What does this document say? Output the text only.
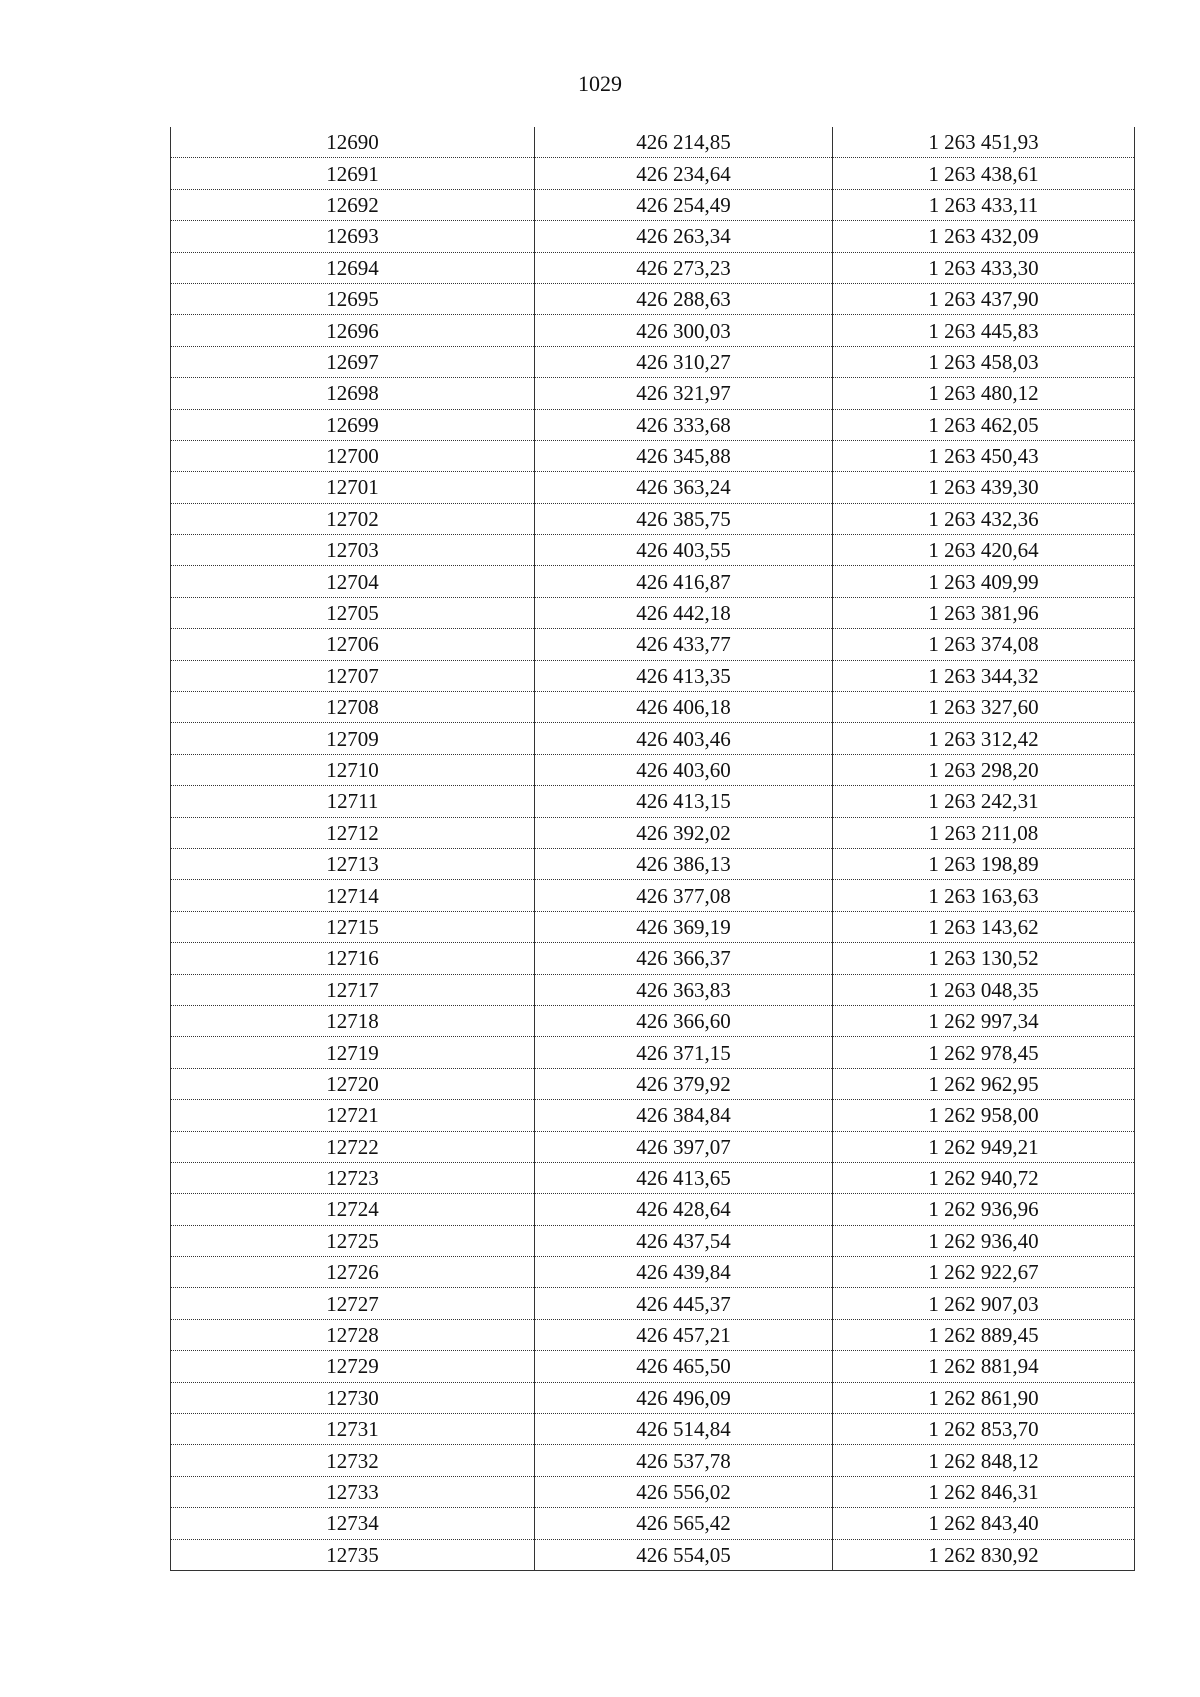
1029
12690	426 214,85	1 263 451,93
12691	426 234,64	1 263 438,61
12692	426 254,49	1 263 433,11
12693	426 263,34	1 263 432,09
12694	426 273,23	1 263 433,30
12695	426 288,63	1 263 437,90
12696	426 300,03	1 263 445,83
12697	426 310,27	1 263 458,03
12698	426 321,97	1 263 480,12
12699	426 333,68	1 263 462,05
12700	426 345,88	1 263 450,43
12701	426 363,24	1 263 439,30
12702	426 385,75	1 263 432,36
12703	426 403,55	1 263 420,64
12704	426 416,87	1 263 409,99
12705	426 442,18	1 263 381,96
12706	426 433,77	1 263 374,08
12707	426 413,35	1 263 344,32
12708	426 406,18	1 263 327,60
12709	426 403,46	1 263 312,42
12710	426 403,60	1 263 298,20
12711	426 413,15	1 263 242,31
12712	426 392,02	1 263 211,08
12713	426 386,13	1 263 198,89
12714	426 377,08	1 263 163,63
12715	426 369,19	1 263 143,62
12716	426 366,37	1 263 130,52
12717	426 363,83	1 263 048,35
12718	426 366,60	1 262 997,34
12719	426 371,15	1 262 978,45
12720	426 379,92	1 262 962,95
12721	426 384,84	1 262 958,00
12722	426 397,07	1 262 949,21
12723	426 413,65	1 262 940,72
12724	426 428,64	1 262 936,96
12725	426 437,54	1 262 936,40
12726	426 439,84	1 262 922,67
12727	426 445,37	1 262 907,03
12728	426 457,21	1 262 889,45
12729	426 465,50	1 262 881,94
12730	426 496,09	1 262 861,90
12731	426 514,84	1 262 853,70
12732	426 537,78	1 262 848,12
12733	426 556,02	1 262 846,31
12734	426 565,42	1 262 843,40
12735	426 554,05	1 262 830,92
****************
▶ _WRITTEN INSTRUCTION_:
Retype each line of the listing above word for word. Exclude the pictures.

▶ _TASK ANSWER_:
What does this document say? Output the text only.
1029
12690	426 214,85	1 263 451,93
12691	426 234,64	1 263 438,61
12692	426 254,49	1 263 433,11
12693	426 263,34	1 263 432,09
12694	426 273,23	1 263 433,30
12695	426 288,63	1 263 437,90
12696	426 300,03	1 263 445,83
12697	426 310,27	1 263 458,03
12698	426 321,97	1 263 480,12
12699	426 333,68	1 263 462,05
12700	426 345,88	1 263 450,43
12701	426 363,24	1 263 439,30
12702	426 385,75	1 263 432,36
12703	426 403,55	1 263 420,64
12704	426 416,87	1 263 409,99
12705	426 442,18	1 263 381,96
12706	426 433,77	1 263 374,08
12707	426 413,35	1 263 344,32
12708	426 406,18	1 263 327,60
12709	426 403,46	1 263 312,42
12710	426 403,60	1 263 298,20
12711	426 413,15	1 263 242,31
12712	426 392,02	1 263 211,08
12713	426 386,13	1 263 198,89
12714	426 377,08	1 263 163,63
12715	426 369,19	1 263 143,62
12716	426 366,37	1 263 130,52
12717	426 363,83	1 263 048,35
12718	426 366,60	1 262 997,34
12719	426 371,15	1 262 978,45
12720	426 379,92	1 262 962,95
12721	426 384,84	1 262 958,00
12722	426 397,07	1 262 949,21
12723	426 413,65	1 262 940,72
12724	426 428,64	1 262 936,96
12725	426 437,54	1 262 936,40
12726	426 439,84	1 262 922,67
12727	426 445,37	1 262 907,03
12728	426 457,21	1 262 889,45
12729	426 465,50	1 262 881,94
12730	426 496,09	1 262 861,90
12731	426 514,84	1 262 853,70
12732	426 537,78	1 262 848,12
12733	426 556,02	1 262 846,31
12734	426 565,42	1 262 843,40
12735	426 554,05	1 262 830,92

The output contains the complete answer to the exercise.